- Short exercise: Can you give the lines again from the very first one through the line with "The cabinet body 1 is at (154, 822).", renaming "tool cabinet" to "tool chest" and leaving everything else as it is? Omit the pictures from your answer.

•••

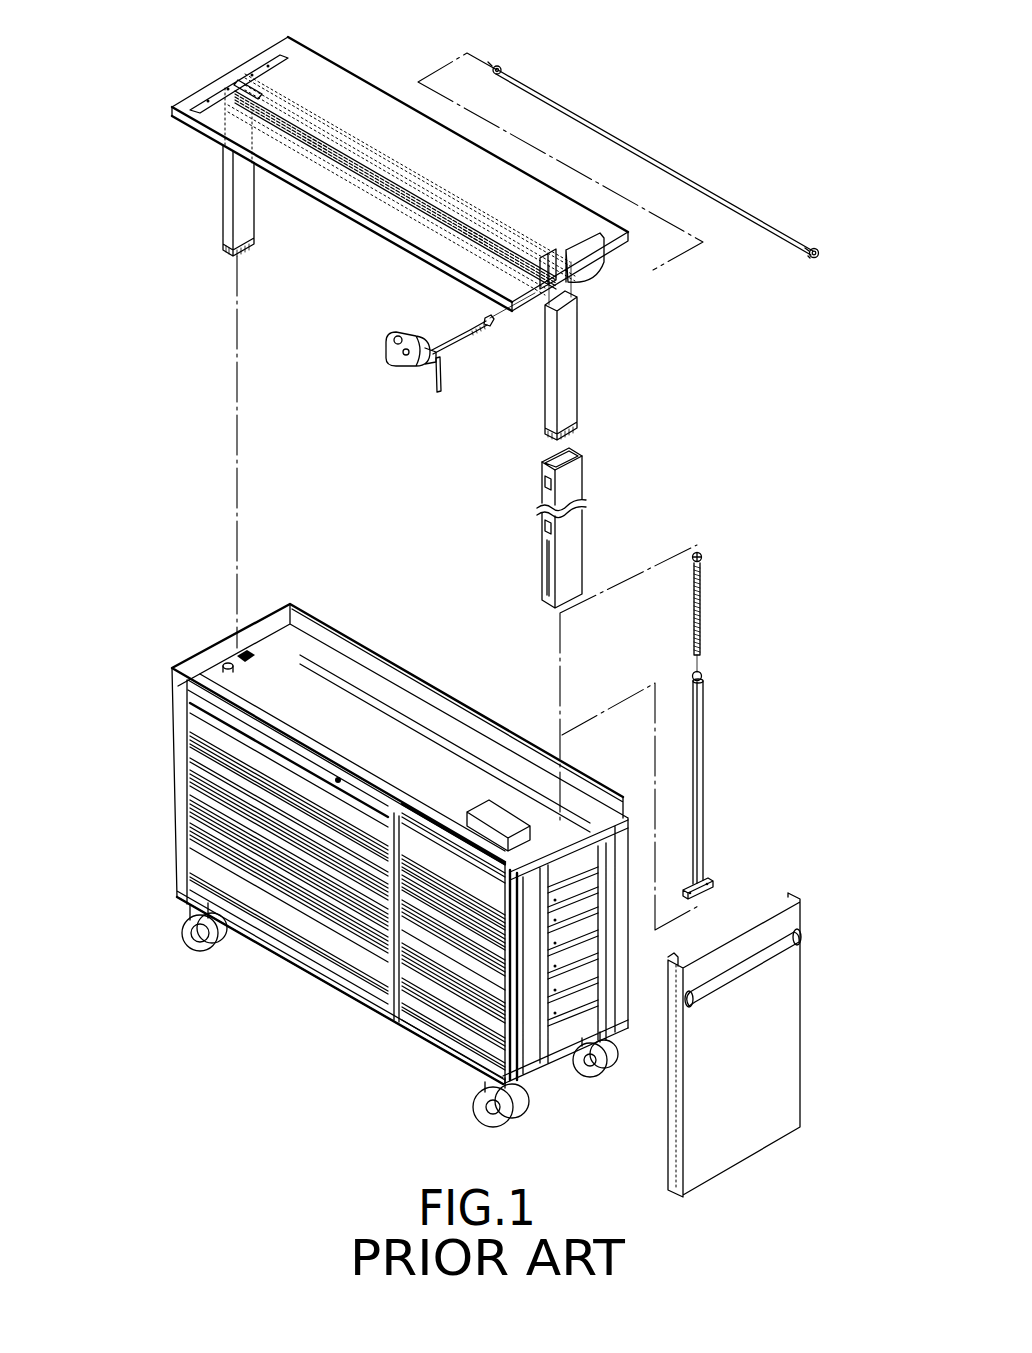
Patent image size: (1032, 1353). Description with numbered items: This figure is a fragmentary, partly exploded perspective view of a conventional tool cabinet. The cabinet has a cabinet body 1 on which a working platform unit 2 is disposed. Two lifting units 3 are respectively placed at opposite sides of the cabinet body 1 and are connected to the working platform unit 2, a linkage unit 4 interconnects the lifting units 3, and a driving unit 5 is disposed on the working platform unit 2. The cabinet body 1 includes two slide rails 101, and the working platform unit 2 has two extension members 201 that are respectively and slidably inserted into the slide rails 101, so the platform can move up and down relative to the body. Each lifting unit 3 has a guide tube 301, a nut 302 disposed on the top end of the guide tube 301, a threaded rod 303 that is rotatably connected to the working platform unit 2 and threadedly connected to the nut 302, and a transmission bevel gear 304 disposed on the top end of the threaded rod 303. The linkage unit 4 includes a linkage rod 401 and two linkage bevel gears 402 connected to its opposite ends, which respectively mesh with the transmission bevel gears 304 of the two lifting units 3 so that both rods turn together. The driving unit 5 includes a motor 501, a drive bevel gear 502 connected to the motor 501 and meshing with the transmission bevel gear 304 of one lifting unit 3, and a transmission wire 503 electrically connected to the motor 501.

The cabinet body 1 is at (154, 822).
The slide rail 101 is at (576, 484).
The working platform unit 2 is at (210, 70).
The extension member 201 is at (222, 184).
The lifting unit 3 is at (712, 752).
The guide tube 301 is at (703, 822).
The nut 302 is at (703, 675).
The threaded rod 303 is at (703, 600).
The transmission bevel gear 304 is at (703, 557).
The linkage unit 4 is at (670, 160).
The linkage rod 401 is at (574, 110).
The linkage bevel gear 402 is at (497, 66).
The driving unit 5 is at (384, 374).
The motor 501 is at (386, 344).
The drive bevel gear 502 is at (488, 328).
The transmission wire 503 is at (437, 380).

•••

- Result of the task:
Patent image size: (1032, 1353). Description with numbered items: This figure is a fragmentary, partly exploded perspective view of a conventional tool chest. The cabinet has a cabinet body 1 on which a working platform unit 2 is disposed. Two lifting units 3 are respectively placed at opposite sides of the cabinet body 1 and are connected to the working platform unit 2, a linkage unit 4 interconnects the lifting units 3, and a driving unit 5 is disposed on the working platform unit 2. The cabinet body 1 includes two slide rails 101, and the working platform unit 2 has two extension members 201 that are respectively and slidably inserted into the slide rails 101, so the platform can move up and down relative to the body. Each lifting unit 3 has a guide tube 301, a nut 302 disposed on the top end of the guide tube 301, a threaded rod 303 that is rotatably connected to the working platform unit 2 and threadedly connected to the nut 302, and a transmission bevel gear 304 disposed on the top end of the threaded rod 303. The linkage unit 4 includes a linkage rod 401 and two linkage bevel gears 402 connected to its opposite ends, which respectively mesh with the transmission bevel gears 304 of the two lifting units 3 so that both rods turn together. The driving unit 5 includes a motor 501, a drive bevel gear 502 connected to the motor 501 and meshing with the transmission bevel gear 304 of one lifting unit 3, and a transmission wire 503 electrically connected to the motor 501.

The cabinet body 1 is at (154, 822).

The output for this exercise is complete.